Exercise
Go through the data below and copy it exactly, skipping every picture.

Dataset excerpts
* start *

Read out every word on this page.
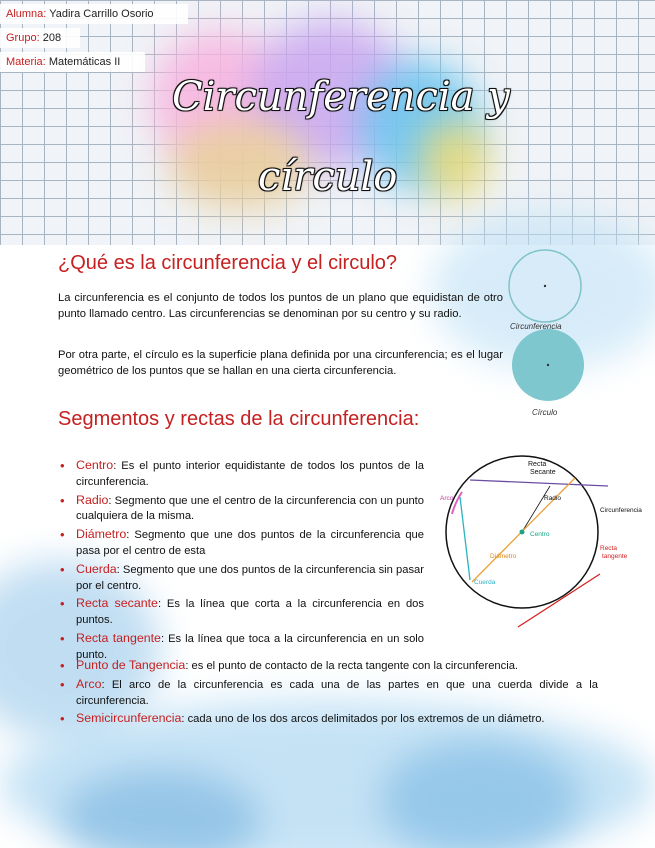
Alumna: Yadira Carrillo Osorio
Grupo: 208
Materia: Matemáticas II
Circunferencia y
círculo
¿Qué es la circunferencia y el circulo?

La circunferencia es el conjunto de todos los puntos de un plano que equidistan de otro punto llamado centro. Las circunferencias se denominan por su centro y su radio.

Por otra parte, el círculo es la superficie plana definida por una circunferencia; es el lugar geométrico de los puntos que se hallan en una cierta circunferencia.

Circunferencia
Círculo
Segmentos y rectas de la circunferencia:
• Centro: Es el punto interior equidistante de todos los puntos de la circunferencia.
• Radio: Segmento que une el centro de la circunferencia con un punto cualquiera de la misma.
• Diámetro: Segmento que une dos puntos de la circunferencia que pasa por el centro de esta
• Cuerda: Segmento que une dos puntos de la circunferencia sin pasar por el centro.
• Recta secante: Es la línea que corta a la circunferencia en dos puntos.
• Recta tangente: Es la línea que toca a la circunferencia en un solo punto.
• Punto de Tangencia: es el punto de contacto de la recta tangente con la circunferencia.
• Arco: El arco de la circunferencia es cada una de las partes en que una cuerda divide a la circunferencia.
• Semicircunferencia: cada uno de los dos arcos delimitados por los extremos de un diámetro.
Recta Secante
Radio
Circunferencia
Arco
Centro
Diámetro
Recta tangente
Cuerda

* end *

Complete response
Read out every word on this page.
Alumna: Yadira Carrillo Osorio
Grupo: 208
Materia: Matemáticas II
Circunferencia y
círculo
¿Qué es la circunferencia y el circulo?

La circunferencia es el conjunto de todos los puntos de un plano que equidistan de otro punto llamado centro. Las circunferencias se denominan por su centro y su radio.

Por otra parte, el círculo es la superficie plana definida por una circunferencia; es el lugar geométrico de los puntos que se hallan en una cierta circunferencia.

Circunferencia
Círculo
Segmentos y rectas de la circunferencia:
• Centro: Es el punto interior equidistante de todos los puntos de la circunferencia.
• Radio: Segmento que une el centro de la circunferencia con un punto cualquiera de la misma.
• Diámetro: Segmento que une dos puntos de la circunferencia que pasa por el centro de esta
• Cuerda: Segmento que une dos puntos de la circunferencia sin pasar por el centro.
• Recta secante: Es la línea que corta a la circunferencia en dos puntos.
• Recta tangente: Es la línea que toca a la circunferencia en un solo punto.
• Punto de Tangencia: es el punto de contacto de la recta tangente con la circunferencia.
• Arco: El arco de la circunferencia es cada una de las partes en que una cuerda divide a la circunferencia.
• Semicircunferencia: cada uno de los dos arcos delimitados por los extremos de un diámetro.
Recta Secante
Radio
Circunferencia
Arco
Centro
Diámetro
Recta tangente
Cuerda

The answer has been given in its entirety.